Leave out the pictures and repeat the data exactly.

ENTRIES SHOWN
※ ※ ※

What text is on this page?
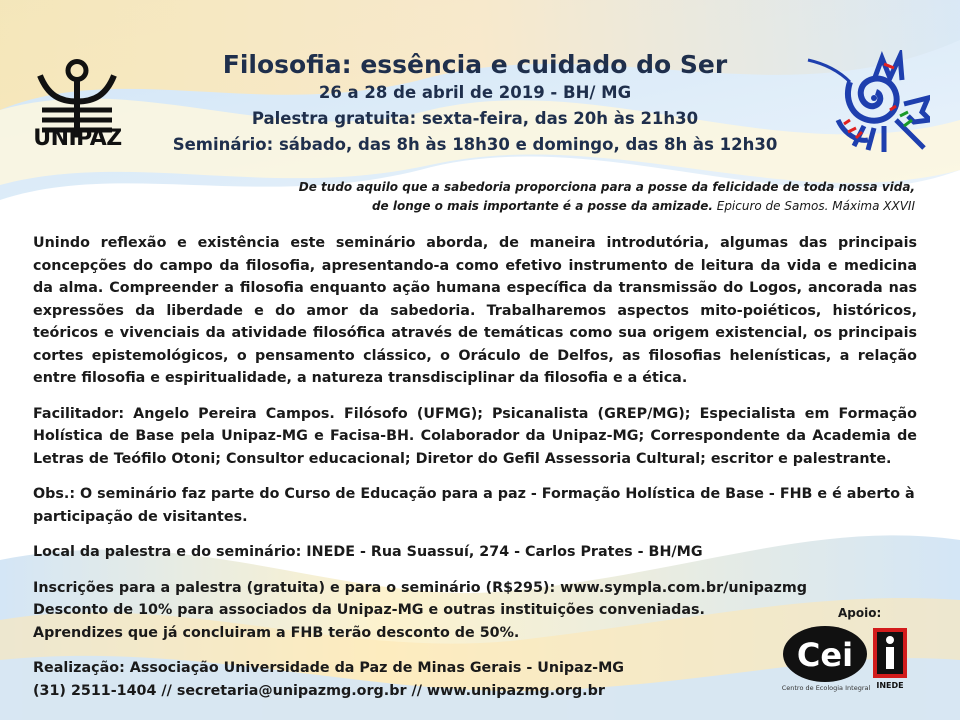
UNIPAZ
Filosofia: essência e cuidado do Ser
26 a 28 de abril de 2019 - BH/ MG
Palestra gratuita: sexta-feira, das 20h às 21h30
Seminário: sábado, das 8h às 18h30 e domingo, das 8h às 12h30
De tudo aquilo que a sabedoria proporciona para a posse da felicidade de toda nossa vida,
de longe o mais importante é a posse da amizade. Epicuro de Samos. Máxima XXVII

Unindo reflexão e existência este seminário aborda, de maneira introdutória, algumas das principais concepções do campo da filosofia, apresentando-a como efetivo instrumento de leitura da vida e medicina da alma. Compreender a filosofia enquanto ação humana específica da transmissão do Logos, ancorada nas expressões da liberdade e do amor da sabedoria. Trabalharemos aspectos mito-poiéticos, históricos, teóricos e vivenciais da atividade filosófica através de temáticas como sua origem existencial, os principais cortes epistemológicos, o pensamento clássico, o Oráculo de Delfos, as filosofias helenísticas, a relação entre filosofia e espiritualidade, a natureza transdisciplinar da filosofia e a ética.

Facilitador: Angelo Pereira Campos. Filósofo (UFMG); Psicanalista (GREP/MG); Especialista em Formação Holística de Base pela Unipaz-MG e Facisa-BH. Colaborador da Unipaz-MG; Correspondente da Academia de Letras de Teófilo Otoni; Consultor educacional; Diretor do Gefil Assessoria Cultural; escritor e palestrante.

Obs.: O seminário faz parte do Curso de Educação para a paz - Formação Holística de Base - FHB e é aberto à participação de visitantes.

Local da palestra e do seminário: INEDE - Rua Suassuí, 274 - Carlos Prates - BH/MG

Inscrições para a palestra (gratuita) e para o seminário (R$295): www.sympla.com.br/unipazmg

Desconto de 10% para associados da Unipaz-MG e outras instituições conveniadas.

Aprendizes que já concluiram a FHB terão desconto de 50%.

Realização: Associação Universidade da Paz de Minas Gerais - Unipaz-MG

(31) 2511-1404 // secretaria@unipazmg.org.br // www.unipazmg.org.br

Apoio:
Cei
Centro de Ecologia Integral INEDE
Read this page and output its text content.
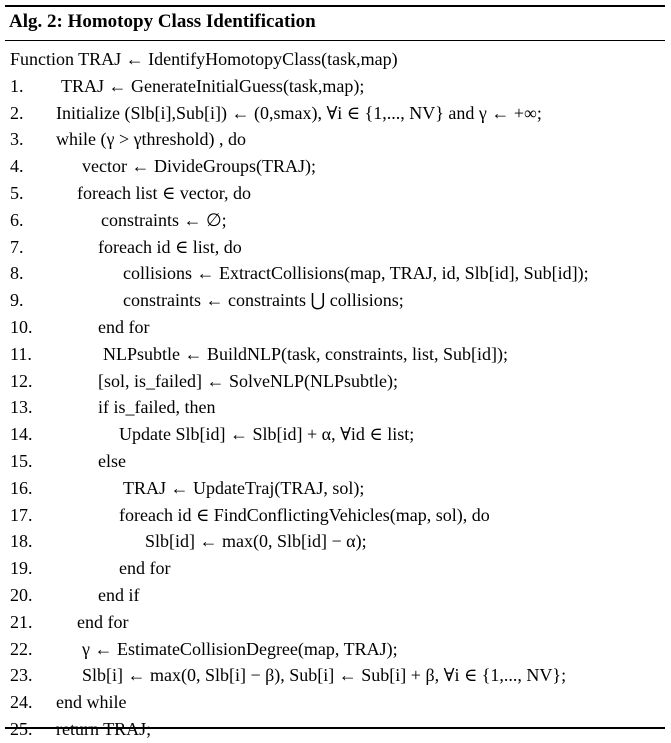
Alg. 2: Homotopy Class Identification
Function TRAJ ← IdentifyHomotopyClass(task,map)
1. TRAJ ← GenerateInitialGuess(task,map);
2. Initialize (Slb[i],Sub[i]) ← (0,smax), ∀i ∈ {1,..., NV} and γ ← +∞;
3. while (γ > γthreshold) , do
4.	vector ← DivideGroups(TRAJ);
5.	foreach list ∈ vector, do
6.	constraints ← ∅;
7.	foreach id ∈ list, do
8.	collisions ← ExtractCollisions(map, TRAJ, id, Slb[id], Sub[id]);
9.	constraints ← constraints ⋃ collisions;
10.	end for
11.	NLPsubtle ← BuildNLP(task, constraints, list, Sub[id]);
12.	[sol, is_failed] ← SolveNLP(NLPsubtle);
13.	if is_failed, then
14.	Update Slb[id] ← Slb[id] + α, ∀id ∈ list;
15.	else
16.	TRAJ ← UpdateTraj(TRAJ, sol);
17.	foreach id ∈ FindConflictingVehicles(map, sol), do
18.	Slb[id] ← max(0, Slb[id] − α);
19.	end for
20.	end if
21. end for
22.	γ ← EstimateCollisionDegree(map, TRAJ);
23.	Slb[i] ← max(0, Slb[i] − β), Sub[i] ← Sub[i] + β, ∀i ∈ {1,..., NV};
24. end while
25. return TRAJ;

※ ※ ※

ANSWER TO THE EXERCISE
What text is on this page?
UNIPAZ
Filosofia: essência e cuidado do Ser
26 a 28 de abril de 2019 - BH/ MG
Palestra gratuita: sexta-feira, das 20h às 21h30
Seminário: sábado, das 8h às 18h30 e domingo, das 8h às 12h30
De tudo aquilo que a sabedoria proporciona para a posse da felicidade de toda nossa vida,
de longe o mais importante é a posse da amizade. Epicuro de Samos. Máxima XXVII

Unindo reflexão e existência este seminário aborda, de maneira introdutória, algumas das principais concepções do campo da filosofia, apresentando-a como efetivo instrumento de leitura da vida e medicina da alma. Compreender a filosofia enquanto ação humana específica da transmissão do Logos, ancorada nas expressões da liberdade e do amor da sabedoria. Trabalharemos aspectos mito-poiéticos, históricos, teóricos e vivenciais da atividade filosófica através de temáticas como sua origem existencial, os principais cortes epistemológicos, o pensamento clássico, o Oráculo de Delfos, as filosofias helenísticas, a relação entre filosofia e espiritualidade, a natureza transdisciplinar da filosofia e a ética.

Facilitador: Angelo Pereira Campos. Filósofo (UFMG); Psicanalista (GREP/MG); Especialista em Formação Holística de Base pela Unipaz-MG e Facisa-BH. Colaborador da Unipaz-MG; Correspondente da Academia de Letras de Teófilo Otoni; Consultor educacional; Diretor do Gefil Assessoria Cultural; escritor e palestrante.

Obs.: O seminário faz parte do Curso de Educação para a paz - Formação Holística de Base - FHB e é aberto à participação de visitantes.

Local da palestra e do seminário: INEDE - Rua Suassuí, 274 - Carlos Prates - BH/MG

Inscrições para a palestra (gratuita) e para o seminário (R$295): www.sympla.com.br/unipazmg

Desconto de 10% para associados da Unipaz-MG e outras instituições conveniadas.

Aprendizes que já concluiram a FHB terão desconto de 50%.

Realização: Associação Universidade da Paz de Minas Gerais - Unipaz-MG

(31) 2511-1404 // secretaria@unipazmg.org.br // www.unipazmg.org.br

Apoio:
Cei
Centro de Ecologia Integral INEDE
Read this page and output its text content.
Alg. 2: Homotopy Class Identification
Function TRAJ ← IdentifyHomotopyClass(task,map)
1. TRAJ ← GenerateInitialGuess(task,map);
2. Initialize (Slb[i],Sub[i]) ← (0,smax), ∀i ∈ {1,..., NV} and γ ← +∞;
3. while (γ > γthreshold) , do
4.	vector ← DivideGroups(TRAJ);
5.	foreach list ∈ vector, do
6.	constraints ← ∅;
7.	foreach id ∈ list, do
8.	collisions ← ExtractCollisions(map, TRAJ, id, Slb[id], Sub[id]);
9.	constraints ← constraints ⋃ collisions;
10.	end for
11.	NLPsubtle ← BuildNLP(task, constraints, list, Sub[id]);
12.	[sol, is_failed] ← SolveNLP(NLPsubtle);
13.	if is_failed, then
14.	Update Slb[id] ← Slb[id] + α, ∀id ∈ list;
15.	else
16.	TRAJ ← UpdateTraj(TRAJ, sol);
17.	foreach id ∈ FindConflictingVehicles(map, sol), do
18.	Slb[id] ← max(0, Slb[id] − α);
19.	end for
20.	end if
21. end for
22.	γ ← EstimateCollisionDegree(map, TRAJ);
23.	Slb[i] ← max(0, Slb[i] − β), Sub[i] ← Sub[i] + β, ∀i ∈ {1,..., NV};
24. end while
25. return TRAJ;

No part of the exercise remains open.